WRITTEN REQUEST
Reproduce only the records from the line with "callout-text: Y-t Graph" to the line with "grid-dot — [711, 474, 712, 475]", substituting "tick-divider" for every "tick-separator" and leaving everything else unchanged.

DATASET ENTRIES

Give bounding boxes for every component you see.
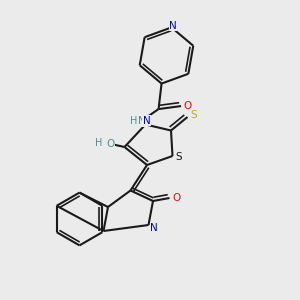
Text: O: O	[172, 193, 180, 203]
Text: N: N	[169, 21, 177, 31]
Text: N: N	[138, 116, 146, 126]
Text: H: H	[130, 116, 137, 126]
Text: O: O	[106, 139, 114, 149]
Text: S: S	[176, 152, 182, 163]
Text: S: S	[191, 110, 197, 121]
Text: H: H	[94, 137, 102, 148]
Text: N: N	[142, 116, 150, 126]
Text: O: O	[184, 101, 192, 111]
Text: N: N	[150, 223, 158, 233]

==

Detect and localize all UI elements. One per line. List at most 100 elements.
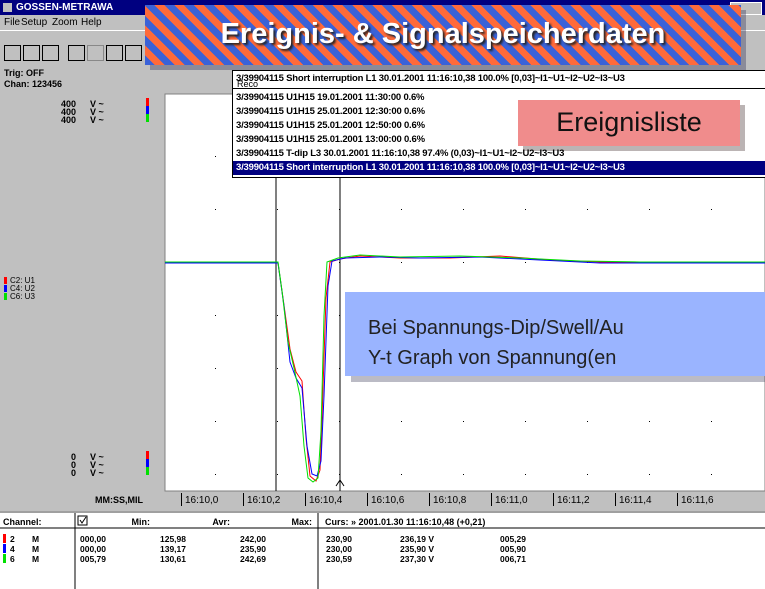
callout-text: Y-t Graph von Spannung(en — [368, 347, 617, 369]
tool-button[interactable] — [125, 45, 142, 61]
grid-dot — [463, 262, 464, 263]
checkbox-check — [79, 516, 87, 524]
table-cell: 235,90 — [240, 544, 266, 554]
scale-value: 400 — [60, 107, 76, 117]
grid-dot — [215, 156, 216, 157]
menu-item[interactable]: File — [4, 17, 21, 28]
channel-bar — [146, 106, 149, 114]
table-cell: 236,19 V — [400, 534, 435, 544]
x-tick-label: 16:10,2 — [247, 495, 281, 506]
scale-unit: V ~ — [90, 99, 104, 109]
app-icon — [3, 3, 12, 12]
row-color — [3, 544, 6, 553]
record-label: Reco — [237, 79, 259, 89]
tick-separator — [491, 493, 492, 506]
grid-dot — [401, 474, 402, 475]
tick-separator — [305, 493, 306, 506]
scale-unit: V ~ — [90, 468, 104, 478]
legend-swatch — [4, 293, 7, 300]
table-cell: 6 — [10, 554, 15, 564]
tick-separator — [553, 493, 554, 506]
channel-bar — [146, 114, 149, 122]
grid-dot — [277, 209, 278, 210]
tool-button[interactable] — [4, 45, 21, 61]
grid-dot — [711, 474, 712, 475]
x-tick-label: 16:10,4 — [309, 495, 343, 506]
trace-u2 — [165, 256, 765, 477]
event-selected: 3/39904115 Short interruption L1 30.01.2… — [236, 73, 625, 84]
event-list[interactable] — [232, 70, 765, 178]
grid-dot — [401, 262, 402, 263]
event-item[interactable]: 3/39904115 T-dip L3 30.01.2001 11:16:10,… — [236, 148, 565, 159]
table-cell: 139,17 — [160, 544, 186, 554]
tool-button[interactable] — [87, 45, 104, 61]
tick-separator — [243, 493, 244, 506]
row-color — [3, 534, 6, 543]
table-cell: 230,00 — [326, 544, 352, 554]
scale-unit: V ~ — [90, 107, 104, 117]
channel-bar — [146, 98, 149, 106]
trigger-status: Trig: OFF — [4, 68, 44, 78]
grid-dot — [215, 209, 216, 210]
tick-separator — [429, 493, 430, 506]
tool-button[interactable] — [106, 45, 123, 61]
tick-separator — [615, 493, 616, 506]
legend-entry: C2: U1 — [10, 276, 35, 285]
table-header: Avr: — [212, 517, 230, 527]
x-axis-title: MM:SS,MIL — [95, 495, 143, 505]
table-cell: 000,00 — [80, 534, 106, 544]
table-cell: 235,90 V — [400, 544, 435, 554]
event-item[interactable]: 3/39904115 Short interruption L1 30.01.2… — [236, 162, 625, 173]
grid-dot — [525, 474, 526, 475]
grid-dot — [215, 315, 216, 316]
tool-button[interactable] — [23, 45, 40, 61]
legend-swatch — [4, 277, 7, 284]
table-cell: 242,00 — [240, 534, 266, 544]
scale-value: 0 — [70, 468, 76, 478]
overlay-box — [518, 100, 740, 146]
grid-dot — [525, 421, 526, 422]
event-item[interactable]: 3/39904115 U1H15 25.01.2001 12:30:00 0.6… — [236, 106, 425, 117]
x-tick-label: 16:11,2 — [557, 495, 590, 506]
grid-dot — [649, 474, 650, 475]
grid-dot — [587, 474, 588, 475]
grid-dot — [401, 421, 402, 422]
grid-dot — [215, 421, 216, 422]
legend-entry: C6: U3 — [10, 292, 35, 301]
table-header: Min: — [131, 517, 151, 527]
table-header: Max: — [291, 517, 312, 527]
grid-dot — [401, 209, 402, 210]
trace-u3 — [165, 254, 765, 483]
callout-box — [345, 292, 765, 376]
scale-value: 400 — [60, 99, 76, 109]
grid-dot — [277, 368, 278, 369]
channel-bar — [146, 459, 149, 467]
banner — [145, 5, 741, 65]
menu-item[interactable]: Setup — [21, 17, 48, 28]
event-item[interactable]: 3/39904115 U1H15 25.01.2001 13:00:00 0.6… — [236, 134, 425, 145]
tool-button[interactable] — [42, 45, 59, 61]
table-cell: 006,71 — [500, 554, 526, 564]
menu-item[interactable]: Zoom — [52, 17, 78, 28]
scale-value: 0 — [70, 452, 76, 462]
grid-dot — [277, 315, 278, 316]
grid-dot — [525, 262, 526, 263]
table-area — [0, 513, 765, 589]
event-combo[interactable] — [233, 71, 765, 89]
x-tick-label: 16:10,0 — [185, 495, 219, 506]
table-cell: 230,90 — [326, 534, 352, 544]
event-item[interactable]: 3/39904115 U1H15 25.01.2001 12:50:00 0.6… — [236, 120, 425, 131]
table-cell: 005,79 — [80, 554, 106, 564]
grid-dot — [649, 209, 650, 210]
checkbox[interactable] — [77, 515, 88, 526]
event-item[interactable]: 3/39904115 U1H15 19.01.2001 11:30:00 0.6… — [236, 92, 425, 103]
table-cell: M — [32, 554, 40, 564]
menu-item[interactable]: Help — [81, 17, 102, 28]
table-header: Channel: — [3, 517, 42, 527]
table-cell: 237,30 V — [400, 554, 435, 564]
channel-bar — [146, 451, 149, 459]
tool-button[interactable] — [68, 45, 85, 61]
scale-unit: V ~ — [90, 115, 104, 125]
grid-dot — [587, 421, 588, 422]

SOLVED EXERCISE
callout-text: Y-t Graph von Spannung(en — [368, 347, 617, 369]
tool-button[interactable] — [125, 45, 142, 61]
grid-dot — [463, 262, 464, 263]
checkbox-check — [79, 516, 87, 524]
table-cell: 235,90 — [240, 544, 266, 554]
scale-value: 400 — [60, 107, 76, 117]
grid-dot — [215, 156, 216, 157]
menu-item[interactable]: File — [4, 17, 21, 28]
channel-bar — [146, 106, 149, 114]
table-cell: 236,19 V — [400, 534, 435, 544]
x-tick-label: 16:10,2 — [247, 495, 281, 506]
scale-unit: V ~ — [90, 99, 104, 109]
app-icon — [3, 3, 12, 12]
row-color — [3, 544, 6, 553]
record-label: Reco — [237, 79, 259, 89]
tick-divider — [491, 493, 492, 506]
grid-dot — [401, 474, 402, 475]
tick-divider — [305, 493, 306, 506]
scale-unit: V ~ — [90, 468, 104, 478]
legend-swatch — [4, 293, 7, 300]
table-cell: 6 — [10, 554, 15, 564]
tick-divider — [553, 493, 554, 506]
channel-bar — [146, 114, 149, 122]
grid-dot — [277, 209, 278, 210]
tool-button[interactable] — [4, 45, 21, 61]
grid-dot — [711, 474, 712, 475]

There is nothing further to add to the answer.